STATED GOAL | Output the material below in full, exactly as it is.

— BEGIN —

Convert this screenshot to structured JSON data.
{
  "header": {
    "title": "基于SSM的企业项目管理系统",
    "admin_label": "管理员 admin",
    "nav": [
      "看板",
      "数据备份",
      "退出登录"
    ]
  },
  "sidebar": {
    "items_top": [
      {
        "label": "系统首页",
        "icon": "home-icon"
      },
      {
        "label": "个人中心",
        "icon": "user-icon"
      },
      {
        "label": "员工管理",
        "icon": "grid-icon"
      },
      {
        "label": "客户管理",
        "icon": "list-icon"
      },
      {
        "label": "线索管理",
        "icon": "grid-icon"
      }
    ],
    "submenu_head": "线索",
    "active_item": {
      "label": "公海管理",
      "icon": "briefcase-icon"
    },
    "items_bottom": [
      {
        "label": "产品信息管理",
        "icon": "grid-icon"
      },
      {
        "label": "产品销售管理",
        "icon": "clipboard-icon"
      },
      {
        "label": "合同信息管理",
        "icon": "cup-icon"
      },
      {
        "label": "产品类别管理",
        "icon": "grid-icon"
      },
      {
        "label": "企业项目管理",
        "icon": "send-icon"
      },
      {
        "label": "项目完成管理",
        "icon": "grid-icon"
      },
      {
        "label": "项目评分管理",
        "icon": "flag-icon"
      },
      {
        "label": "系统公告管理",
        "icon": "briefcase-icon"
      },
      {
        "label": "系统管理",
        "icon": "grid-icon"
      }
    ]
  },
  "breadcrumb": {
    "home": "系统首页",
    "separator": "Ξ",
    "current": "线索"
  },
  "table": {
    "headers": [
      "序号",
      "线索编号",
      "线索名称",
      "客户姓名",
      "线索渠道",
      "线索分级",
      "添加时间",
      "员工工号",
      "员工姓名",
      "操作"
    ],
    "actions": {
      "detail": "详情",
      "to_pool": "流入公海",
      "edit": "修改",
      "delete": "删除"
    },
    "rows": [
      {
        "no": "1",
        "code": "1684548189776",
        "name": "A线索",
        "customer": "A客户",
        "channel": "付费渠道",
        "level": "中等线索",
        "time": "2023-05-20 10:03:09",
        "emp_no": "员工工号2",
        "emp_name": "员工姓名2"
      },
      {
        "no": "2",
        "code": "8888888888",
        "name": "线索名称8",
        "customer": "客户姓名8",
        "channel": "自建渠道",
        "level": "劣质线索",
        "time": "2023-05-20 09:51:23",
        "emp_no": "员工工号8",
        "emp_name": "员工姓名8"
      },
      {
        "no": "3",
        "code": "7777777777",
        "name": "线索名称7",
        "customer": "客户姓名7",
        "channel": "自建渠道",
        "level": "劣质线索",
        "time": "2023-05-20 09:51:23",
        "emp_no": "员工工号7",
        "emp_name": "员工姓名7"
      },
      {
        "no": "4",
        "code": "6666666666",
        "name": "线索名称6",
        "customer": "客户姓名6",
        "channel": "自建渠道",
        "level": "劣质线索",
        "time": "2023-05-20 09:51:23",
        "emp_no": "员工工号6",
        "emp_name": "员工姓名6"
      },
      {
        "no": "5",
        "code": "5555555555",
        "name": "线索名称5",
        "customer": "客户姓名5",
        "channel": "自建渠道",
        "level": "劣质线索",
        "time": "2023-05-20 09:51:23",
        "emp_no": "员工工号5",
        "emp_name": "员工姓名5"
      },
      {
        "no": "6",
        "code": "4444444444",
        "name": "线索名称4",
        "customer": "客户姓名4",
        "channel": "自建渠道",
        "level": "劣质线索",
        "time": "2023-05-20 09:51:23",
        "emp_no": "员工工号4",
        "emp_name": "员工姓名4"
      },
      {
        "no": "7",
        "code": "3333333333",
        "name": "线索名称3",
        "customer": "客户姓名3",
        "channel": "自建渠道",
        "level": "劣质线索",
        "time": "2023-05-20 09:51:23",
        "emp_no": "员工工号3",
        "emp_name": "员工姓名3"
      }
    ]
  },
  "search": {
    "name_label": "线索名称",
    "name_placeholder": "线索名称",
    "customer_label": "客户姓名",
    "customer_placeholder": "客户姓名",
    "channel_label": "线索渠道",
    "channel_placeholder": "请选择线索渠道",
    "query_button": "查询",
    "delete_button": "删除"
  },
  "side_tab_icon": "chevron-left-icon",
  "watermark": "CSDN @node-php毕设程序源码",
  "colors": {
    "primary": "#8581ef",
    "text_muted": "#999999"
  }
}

— END —

COMPLETE ANSWER |
Convert this screenshot to structured JSON data.
{
  "header": {
    "title": "基于SSM的企业项目管理系统",
    "admin_label": "管理员 admin",
    "nav": [
      "看板",
      "数据备份",
      "退出登录"
    ]
  },
  "sidebar": {
    "items_top": [
      {
        "label": "系统首页",
        "icon": "home-icon"
      },
      {
        "label": "个人中心",
        "icon": "user-icon"
      },
      {
        "label": "员工管理",
        "icon": "grid-icon"
      },
      {
        "label": "客户管理",
        "icon": "list-icon"
      },
      {
        "label": "线索管理",
        "icon": "grid-icon"
      }
    ],
    "submenu_head": "线索",
    "active_item": {
      "label": "公海管理",
      "icon": "briefcase-icon"
    },
    "items_bottom": [
      {
        "label": "产品信息管理",
        "icon": "grid-icon"
      },
      {
        "label": "产品销售管理",
        "icon": "clipboard-icon"
      },
      {
        "label": "合同信息管理",
        "icon": "cup-icon"
      },
      {
        "label": "产品类别管理",
        "icon": "grid-icon"
      },
      {
        "label": "企业项目管理",
        "icon": "send-icon"
      },
      {
        "label": "项目完成管理",
        "icon": "grid-icon"
      },
      {
        "label": "项目评分管理",
        "icon": "flag-icon"
      },
      {
        "label": "系统公告管理",
        "icon": "briefcase-icon"
      },
      {
        "label": "系统管理",
        "icon": "grid-icon"
      }
    ]
  },
  "breadcrumb": {
    "home": "系统首页",
    "separator": "Ξ",
    "current": "线索"
  },
  "table": {
    "headers": [
      "序号",
      "线索编号",
      "线索名称",
      "客户姓名",
      "线索渠道",
      "线索分级",
      "添加时间",
      "员工工号",
      "员工姓名",
      "操作"
    ],
    "actions": {
      "detail": "详情",
      "to_pool": "流入公海",
      "edit": "修改",
      "delete": "删除"
    },
    "rows": [
      {
        "no": "1",
        "code": "1684548189776",
        "name": "A线索",
        "customer": "A客户",
        "channel": "付费渠道",
        "level": "中等线索",
        "time": "2023-05-20 10:03:09",
        "emp_no": "员工工号2",
        "emp_name": "员工姓名2"
      },
      {
        "no": "2",
        "code": "8888888888",
        "name": "线索名称8",
        "customer": "客户姓名8",
        "channel": "自建渠道",
        "level": "劣质线索",
        "time": "2023-05-20 09:51:23",
        "emp_no": "员工工号8",
        "emp_name": "员工姓名8"
      },
      {
        "no": "3",
        "code": "7777777777",
        "name": "线索名称7",
        "customer": "客户姓名7",
        "channel": "自建渠道",
        "level": "劣质线索",
        "time": "2023-05-20 09:51:23",
        "emp_no": "员工工号7",
        "emp_name": "员工姓名7"
      },
      {
        "no": "4",
        "code": "6666666666",
        "name": "线索名称6",
        "customer": "客户姓名6",
        "channel": "自建渠道",
        "level": "劣质线索",
        "time": "2023-05-20 09:51:23",
        "emp_no": "员工工号6",
        "emp_name": "员工姓名6"
      },
      {
        "no": "5",
        "code": "5555555555",
        "name": "线索名称5",
        "customer": "客户姓名5",
        "channel": "自建渠道",
        "level": "劣质线索",
        "time": "2023-05-20 09:51:23",
        "emp_no": "员工工号5",
        "emp_name": "员工姓名5"
      },
      {
        "no": "6",
        "code": "4444444444",
        "name": "线索名称4",
        "customer": "客户姓名4",
        "channel": "自建渠道",
        "level": "劣质线索",
        "time": "2023-05-20 09:51:23",
        "emp_no": "员工工号4",
        "emp_name": "员工姓名4"
      },
      {
        "no": "7",
        "code": "3333333333",
        "name": "线索名称3",
        "customer": "客户姓名3",
        "channel": "自建渠道",
        "level": "劣质线索",
        "time": "2023-05-20 09:51:23",
        "emp_no": "员工工号3",
        "emp_name": "员工姓名3"
      }
    ]
  },
  "search": {
    "name_label": "线索名称",
    "name_placeholder": "线索名称",
    "customer_label": "客户姓名",
    "customer_placeholder": "客户姓名",
    "channel_label": "线索渠道",
    "channel_placeholder": "请选择线索渠道",
    "query_button": "查询",
    "delete_button": "删除"
  },
  "side_tab_icon": "chevron-left-icon",
  "watermark": "CSDN @node-php毕设程序源码",
  "colors": {
    "primary": "#8581ef",
    "text_muted": "#999999"
  }
}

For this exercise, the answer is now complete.